Prompt
Find every line in the records below that holds the word "structures", and copy it out.

■ ■ ■ ■

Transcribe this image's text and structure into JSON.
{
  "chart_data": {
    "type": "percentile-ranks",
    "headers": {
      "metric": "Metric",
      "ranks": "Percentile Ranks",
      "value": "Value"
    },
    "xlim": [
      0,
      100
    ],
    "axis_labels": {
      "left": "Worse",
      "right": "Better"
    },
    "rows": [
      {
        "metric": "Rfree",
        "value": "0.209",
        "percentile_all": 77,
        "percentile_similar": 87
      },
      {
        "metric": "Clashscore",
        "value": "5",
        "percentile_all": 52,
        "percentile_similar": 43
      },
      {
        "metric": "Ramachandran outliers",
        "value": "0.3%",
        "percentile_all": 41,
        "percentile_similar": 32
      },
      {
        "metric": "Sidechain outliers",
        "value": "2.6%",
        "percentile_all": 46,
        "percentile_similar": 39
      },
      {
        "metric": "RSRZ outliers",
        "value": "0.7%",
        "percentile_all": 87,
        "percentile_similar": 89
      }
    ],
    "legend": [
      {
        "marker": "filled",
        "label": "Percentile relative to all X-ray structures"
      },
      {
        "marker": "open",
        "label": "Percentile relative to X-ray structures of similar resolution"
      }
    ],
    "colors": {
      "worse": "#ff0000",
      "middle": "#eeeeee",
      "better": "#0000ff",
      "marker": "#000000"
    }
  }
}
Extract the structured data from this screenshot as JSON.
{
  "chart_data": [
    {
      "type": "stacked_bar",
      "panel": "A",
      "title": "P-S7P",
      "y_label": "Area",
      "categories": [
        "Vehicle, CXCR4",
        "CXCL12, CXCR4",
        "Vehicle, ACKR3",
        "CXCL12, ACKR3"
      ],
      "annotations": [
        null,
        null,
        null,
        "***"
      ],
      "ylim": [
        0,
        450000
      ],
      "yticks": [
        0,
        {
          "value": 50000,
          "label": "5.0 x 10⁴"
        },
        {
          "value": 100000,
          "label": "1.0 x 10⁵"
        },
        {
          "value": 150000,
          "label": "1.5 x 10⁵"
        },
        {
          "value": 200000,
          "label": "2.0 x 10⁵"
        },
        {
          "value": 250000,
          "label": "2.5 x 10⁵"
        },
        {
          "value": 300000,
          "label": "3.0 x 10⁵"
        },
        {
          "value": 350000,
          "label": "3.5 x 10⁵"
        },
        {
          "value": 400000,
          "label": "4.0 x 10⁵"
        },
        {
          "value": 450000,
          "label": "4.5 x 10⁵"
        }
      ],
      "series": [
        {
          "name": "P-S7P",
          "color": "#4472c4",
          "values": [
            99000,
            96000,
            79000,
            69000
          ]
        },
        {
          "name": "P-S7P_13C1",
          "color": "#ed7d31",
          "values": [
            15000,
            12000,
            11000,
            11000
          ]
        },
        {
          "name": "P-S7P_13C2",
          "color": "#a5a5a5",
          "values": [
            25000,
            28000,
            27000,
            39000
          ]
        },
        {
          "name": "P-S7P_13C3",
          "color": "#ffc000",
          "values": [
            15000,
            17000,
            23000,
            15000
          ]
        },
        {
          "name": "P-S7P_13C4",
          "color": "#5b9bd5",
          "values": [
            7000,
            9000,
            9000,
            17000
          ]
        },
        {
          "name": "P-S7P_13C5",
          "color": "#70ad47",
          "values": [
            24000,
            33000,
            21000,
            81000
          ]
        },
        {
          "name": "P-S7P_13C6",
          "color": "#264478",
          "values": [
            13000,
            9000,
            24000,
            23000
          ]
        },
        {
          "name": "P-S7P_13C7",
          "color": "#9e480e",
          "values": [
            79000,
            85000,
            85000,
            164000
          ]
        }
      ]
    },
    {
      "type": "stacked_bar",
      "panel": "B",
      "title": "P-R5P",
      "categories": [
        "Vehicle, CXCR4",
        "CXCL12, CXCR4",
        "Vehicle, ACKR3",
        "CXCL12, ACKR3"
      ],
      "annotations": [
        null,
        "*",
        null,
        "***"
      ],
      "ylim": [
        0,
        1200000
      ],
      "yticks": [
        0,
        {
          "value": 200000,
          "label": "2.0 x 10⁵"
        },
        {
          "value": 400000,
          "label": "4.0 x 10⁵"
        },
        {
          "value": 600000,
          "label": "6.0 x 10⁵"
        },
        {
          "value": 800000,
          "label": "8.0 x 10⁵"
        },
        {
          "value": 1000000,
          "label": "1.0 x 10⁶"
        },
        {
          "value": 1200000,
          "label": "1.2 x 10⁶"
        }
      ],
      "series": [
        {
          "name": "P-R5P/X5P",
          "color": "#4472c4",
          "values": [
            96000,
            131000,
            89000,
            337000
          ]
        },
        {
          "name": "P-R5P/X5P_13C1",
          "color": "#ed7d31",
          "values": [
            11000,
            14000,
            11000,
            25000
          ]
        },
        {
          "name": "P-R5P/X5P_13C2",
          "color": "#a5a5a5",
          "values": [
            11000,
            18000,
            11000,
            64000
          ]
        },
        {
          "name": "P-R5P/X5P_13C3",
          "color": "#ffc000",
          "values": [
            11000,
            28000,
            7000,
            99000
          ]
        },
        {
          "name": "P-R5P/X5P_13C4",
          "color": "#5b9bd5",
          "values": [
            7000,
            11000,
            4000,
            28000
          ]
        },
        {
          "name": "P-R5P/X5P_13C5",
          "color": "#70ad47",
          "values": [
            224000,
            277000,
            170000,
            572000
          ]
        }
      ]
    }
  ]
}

■ ■ ■ ■

The solution
        "label": "Percentile relative to all X-ray structures"
        "label": "Percentile relative to X-ray structures of similar resolution"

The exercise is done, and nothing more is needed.